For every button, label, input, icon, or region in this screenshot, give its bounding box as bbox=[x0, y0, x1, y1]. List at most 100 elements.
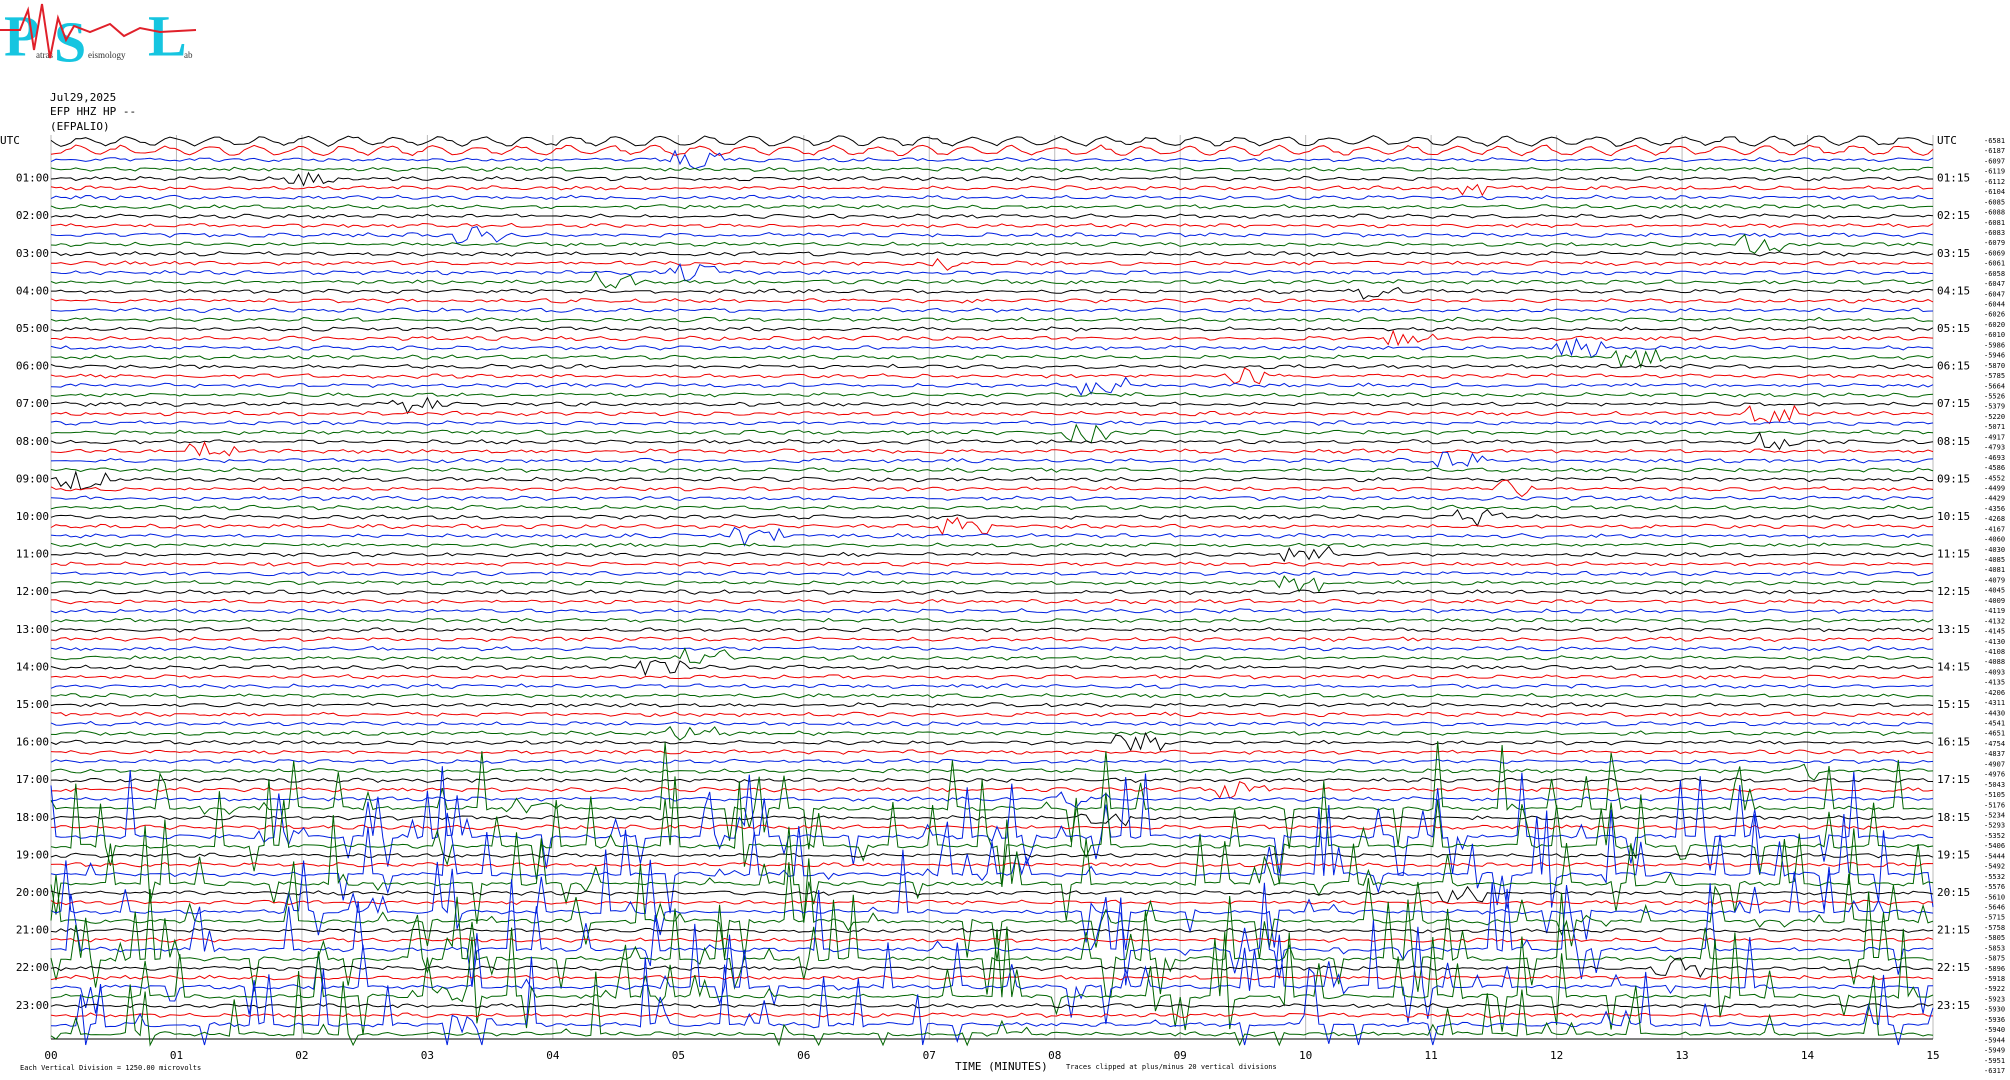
trace bbox=[50, 749, 1934, 755]
trace bbox=[50, 194, 1934, 201]
hour-label-right: 01:15 bbox=[1937, 172, 1970, 185]
trace-offset: -4552 bbox=[1984, 474, 2005, 482]
trace bbox=[50, 1012, 1934, 1018]
trace bbox=[50, 262, 1934, 282]
trace bbox=[50, 937, 1934, 943]
trace-offset: -6085 bbox=[1984, 198, 2005, 206]
trace bbox=[50, 575, 1934, 593]
x-tick-label: 04 bbox=[546, 1049, 560, 1062]
trace bbox=[50, 495, 1934, 502]
trace bbox=[50, 203, 1933, 210]
trace bbox=[50, 617, 1934, 624]
trace bbox=[50, 144, 1934, 157]
hour-label-left: 23:00 bbox=[16, 999, 49, 1012]
trace bbox=[50, 920, 1934, 1025]
trace-offset: -4145 bbox=[1984, 628, 2005, 636]
trace bbox=[50, 516, 1934, 536]
trace bbox=[50, 149, 1934, 170]
trace-offset: -4085 bbox=[1984, 556, 2005, 564]
trace bbox=[50, 645, 1933, 652]
trace-offset: -4119 bbox=[1984, 607, 2005, 615]
trace bbox=[50, 226, 1934, 244]
x-tick-label: 15 bbox=[1926, 1049, 1939, 1062]
logo-wave bbox=[0, 3, 197, 59]
hour-label-left: 16:00 bbox=[16, 736, 49, 749]
x-tick-label: 10 bbox=[1299, 1049, 1312, 1062]
trace-offset: -5930 bbox=[1984, 1006, 2005, 1014]
hour-label-left: 06:00 bbox=[16, 360, 49, 373]
trace-offset: -5526 bbox=[1984, 392, 2005, 400]
trace-offset: -5176 bbox=[1984, 801, 2005, 809]
trace-offset: -6081 bbox=[1984, 219, 2005, 227]
trace bbox=[50, 441, 1934, 457]
trace bbox=[50, 316, 1934, 323]
trace-offset: -6020 bbox=[1984, 321, 2005, 329]
trace-offset: -4541 bbox=[1984, 720, 2005, 728]
hour-label-right: 08:15 bbox=[1937, 435, 1970, 448]
hour-label-right: 07:15 bbox=[1937, 397, 1970, 410]
trace bbox=[50, 257, 1934, 271]
trace bbox=[50, 526, 1934, 547]
x-tick-label: 07 bbox=[923, 1049, 936, 1062]
trace bbox=[50, 233, 1934, 254]
trace-offset: -4079 bbox=[1984, 576, 2005, 584]
trace-offset: -6058 bbox=[1984, 270, 2005, 278]
channel: EFP HHZ HP -- bbox=[50, 105, 136, 118]
trace bbox=[50, 766, 1934, 877]
trace bbox=[50, 758, 1934, 765]
trace-offset: -5949 bbox=[1984, 1047, 2005, 1055]
trace bbox=[50, 598, 1934, 605]
trace-offset: -6044 bbox=[1984, 301, 2005, 309]
hour-label-right: 15:15 bbox=[1937, 698, 1970, 711]
x-tick-label: 06 bbox=[797, 1049, 810, 1062]
trace bbox=[50, 367, 1934, 385]
trace-offset: -6083 bbox=[1984, 229, 2005, 237]
trace bbox=[50, 589, 1934, 595]
hour-label-right: 02:15 bbox=[1937, 209, 1970, 222]
hour-label-right: 18:15 bbox=[1937, 811, 1970, 824]
trace bbox=[50, 781, 1934, 800]
trace-offset: -6097 bbox=[1984, 157, 2005, 165]
hour-label-right: 22:15 bbox=[1937, 961, 1970, 974]
trace-offset: -4754 bbox=[1984, 740, 2005, 748]
trace-offset: -5853 bbox=[1984, 944, 2005, 952]
trace bbox=[50, 885, 1934, 904]
hour-label-right: 06:15 bbox=[1937, 360, 1970, 373]
x-tick-label: 13 bbox=[1675, 1049, 1688, 1062]
hour-label-left: 15:00 bbox=[16, 698, 49, 711]
hour-label-left: 18:00 bbox=[16, 811, 49, 824]
hour-label-right: 09:15 bbox=[1937, 472, 1970, 485]
hour-label-right: 10:15 bbox=[1937, 510, 1970, 523]
hour-label-right: 04:15 bbox=[1937, 284, 1970, 297]
trace-offset: -5785 bbox=[1984, 372, 2005, 380]
hour-label-right: 14:15 bbox=[1937, 660, 1970, 673]
trace bbox=[50, 683, 1934, 690]
trace bbox=[50, 814, 1934, 924]
trace-offset: -5043 bbox=[1984, 781, 2005, 789]
trace bbox=[50, 927, 1934, 934]
trace bbox=[50, 731, 1934, 752]
trace bbox=[50, 776, 1934, 887]
trace-offset: -5352 bbox=[1984, 832, 2005, 840]
x-tick-label: 03 bbox=[421, 1049, 434, 1062]
trace bbox=[50, 420, 1934, 426]
trace bbox=[50, 674, 1934, 680]
x-tick-label: 02 bbox=[295, 1049, 308, 1062]
hour-label-right: 05:15 bbox=[1937, 322, 1970, 335]
trace bbox=[50, 467, 1934, 473]
hour-label-left: 19:00 bbox=[16, 848, 49, 861]
trace bbox=[50, 926, 1934, 1035]
trace-offset: -4430 bbox=[1984, 709, 2005, 717]
trace-offset: -4976 bbox=[1984, 771, 2005, 779]
trace-offset: -5870 bbox=[1984, 362, 2005, 370]
trace-offset: -4268 bbox=[1984, 515, 2005, 523]
trace-offset: -4356 bbox=[1984, 505, 2005, 513]
trace bbox=[50, 957, 1934, 979]
trace bbox=[50, 363, 1934, 370]
trace-offset: -4130 bbox=[1984, 638, 2005, 646]
trace bbox=[50, 725, 1934, 741]
trace-offset: -5986 bbox=[1984, 341, 2005, 349]
trace bbox=[50, 298, 1934, 304]
trace bbox=[50, 561, 1934, 567]
trace bbox=[50, 899, 1934, 906]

====

● **AIM**: Copy all of the lines above word for word, leaving out the picture.

● **ANSWER FOR THE TASK**:
For every button, label, input, icon, or region in this screenshot, give its bounding box as bbox=[x0, y0, x1, y1]. List at most 100 elements.
trace bbox=[50, 749, 1934, 755]
trace bbox=[50, 194, 1934, 201]
hour-label-right: 01:15 bbox=[1937, 172, 1970, 185]
trace-offset: -4552 bbox=[1984, 474, 2005, 482]
trace bbox=[50, 1012, 1934, 1018]
trace bbox=[50, 262, 1934, 282]
trace bbox=[50, 937, 1934, 943]
trace-offset: -6085 bbox=[1984, 198, 2005, 206]
trace bbox=[50, 575, 1934, 593]
x-tick-label: 04 bbox=[546, 1049, 560, 1062]
trace bbox=[50, 495, 1934, 502]
trace bbox=[50, 203, 1933, 210]
trace bbox=[50, 617, 1934, 624]
trace bbox=[50, 144, 1934, 157]
hour-label-left: 23:00 bbox=[16, 999, 49, 1012]
trace bbox=[50, 920, 1934, 1025]
trace-offset: -4145 bbox=[1984, 628, 2005, 636]
trace bbox=[50, 516, 1934, 536]
trace bbox=[50, 149, 1934, 170]
trace-offset: -4085 bbox=[1984, 556, 2005, 564]
trace bbox=[50, 645, 1933, 652]
trace-offset: -4119 bbox=[1984, 607, 2005, 615]
trace bbox=[50, 226, 1934, 244]
x-tick-label: 15 bbox=[1926, 1049, 1939, 1062]
logo-wave bbox=[0, 3, 197, 59]
hour-label-left: 16:00 bbox=[16, 736, 49, 749]
x-tick-label: 10 bbox=[1299, 1049, 1312, 1062]
trace-offset: -5930 bbox=[1984, 1006, 2005, 1014]
hour-label-left: 06:00 bbox=[16, 360, 49, 373]
trace-offset: -5526 bbox=[1984, 392, 2005, 400]
trace-offset: -5176 bbox=[1984, 801, 2005, 809]
trace-offset: -6081 bbox=[1984, 219, 2005, 227]
trace bbox=[50, 441, 1934, 457]
trace bbox=[50, 316, 1934, 323]
trace-offset: -6020 bbox=[1984, 321, 2005, 329]
trace-offset: -4541 bbox=[1984, 720, 2005, 728]
hour-label-right: 08:15 bbox=[1937, 435, 1970, 448]
hour-label-right: 07:15 bbox=[1937, 397, 1970, 410]
trace bbox=[50, 257, 1934, 271]
trace bbox=[50, 526, 1934, 547]
x-tick-label: 07 bbox=[923, 1049, 936, 1062]
trace bbox=[50, 233, 1934, 254]
trace-offset: -4079 bbox=[1984, 576, 2005, 584]
trace-offset: -6058 bbox=[1984, 270, 2005, 278]
channel: EFP HHZ HP -- bbox=[50, 105, 136, 118]
trace bbox=[50, 766, 1934, 877]
trace bbox=[50, 758, 1934, 765]
trace-offset: -5949 bbox=[1984, 1047, 2005, 1055]
trace bbox=[50, 598, 1934, 605]
trace-offset: -6044 bbox=[1984, 301, 2005, 309]
hour-label-right: 15:15 bbox=[1937, 698, 1970, 711]
x-tick-label: 06 bbox=[797, 1049, 810, 1062]
trace bbox=[50, 367, 1934, 385]
trace-offset: -6083 bbox=[1984, 229, 2005, 237]
trace bbox=[50, 589, 1934, 595]
hour-label-right: 02:15 bbox=[1937, 209, 1970, 222]
hour-label-right: 18:15 bbox=[1937, 811, 1970, 824]
trace bbox=[50, 781, 1934, 800]
trace-offset: -6097 bbox=[1984, 157, 2005, 165]
hour-label-right: 22:15 bbox=[1937, 961, 1970, 974]
trace-offset: -4754 bbox=[1984, 740, 2005, 748]
trace-offset: -5853 bbox=[1984, 944, 2005, 952]
trace bbox=[50, 885, 1934, 904]
hour-label-right: 06:15 bbox=[1937, 360, 1970, 373]
x-tick-label: 13 bbox=[1675, 1049, 1688, 1062]
hour-label-left: 15:00 bbox=[16, 698, 49, 711]
hour-label-left: 18:00 bbox=[16, 811, 49, 824]
hour-label-right: 09:15 bbox=[1937, 472, 1970, 485]
hour-label-right: 10:15 bbox=[1937, 510, 1970, 523]
hour-label-right: 04:15 bbox=[1937, 284, 1970, 297]
trace-offset: -5785 bbox=[1984, 372, 2005, 380]
hour-label-right: 14:15 bbox=[1937, 660, 1970, 673]
trace bbox=[50, 683, 1934, 690]
trace bbox=[50, 814, 1934, 924]
trace-offset: -5043 bbox=[1984, 781, 2005, 789]
trace bbox=[50, 927, 1934, 934]
trace bbox=[50, 731, 1934, 752]
trace bbox=[50, 776, 1934, 887]
trace-offset: -5352 bbox=[1984, 832, 2005, 840]
x-tick-label: 03 bbox=[421, 1049, 434, 1062]
trace bbox=[50, 420, 1934, 426]
trace bbox=[50, 674, 1934, 680]
x-tick-label: 02 bbox=[295, 1049, 308, 1062]
hour-label-right: 05:15 bbox=[1937, 322, 1970, 335]
trace bbox=[50, 467, 1934, 473]
hour-label-left: 19:00 bbox=[16, 848, 49, 861]
trace bbox=[50, 926, 1934, 1035]
trace-offset: -4430 bbox=[1984, 709, 2005, 717]
trace-offset: -4976 bbox=[1984, 771, 2005, 779]
trace-offset: -5870 bbox=[1984, 362, 2005, 370]
trace-offset: -4268 bbox=[1984, 515, 2005, 523]
trace-offset: -4356 bbox=[1984, 505, 2005, 513]
trace bbox=[50, 957, 1934, 979]
trace bbox=[50, 363, 1934, 370]
trace-offset: -4130 bbox=[1984, 638, 2005, 646]
trace bbox=[50, 725, 1934, 741]
trace-offset: -5986 bbox=[1984, 341, 2005, 349]
trace bbox=[50, 298, 1934, 304]
trace bbox=[50, 561, 1934, 567]
trace bbox=[50, 899, 1934, 906]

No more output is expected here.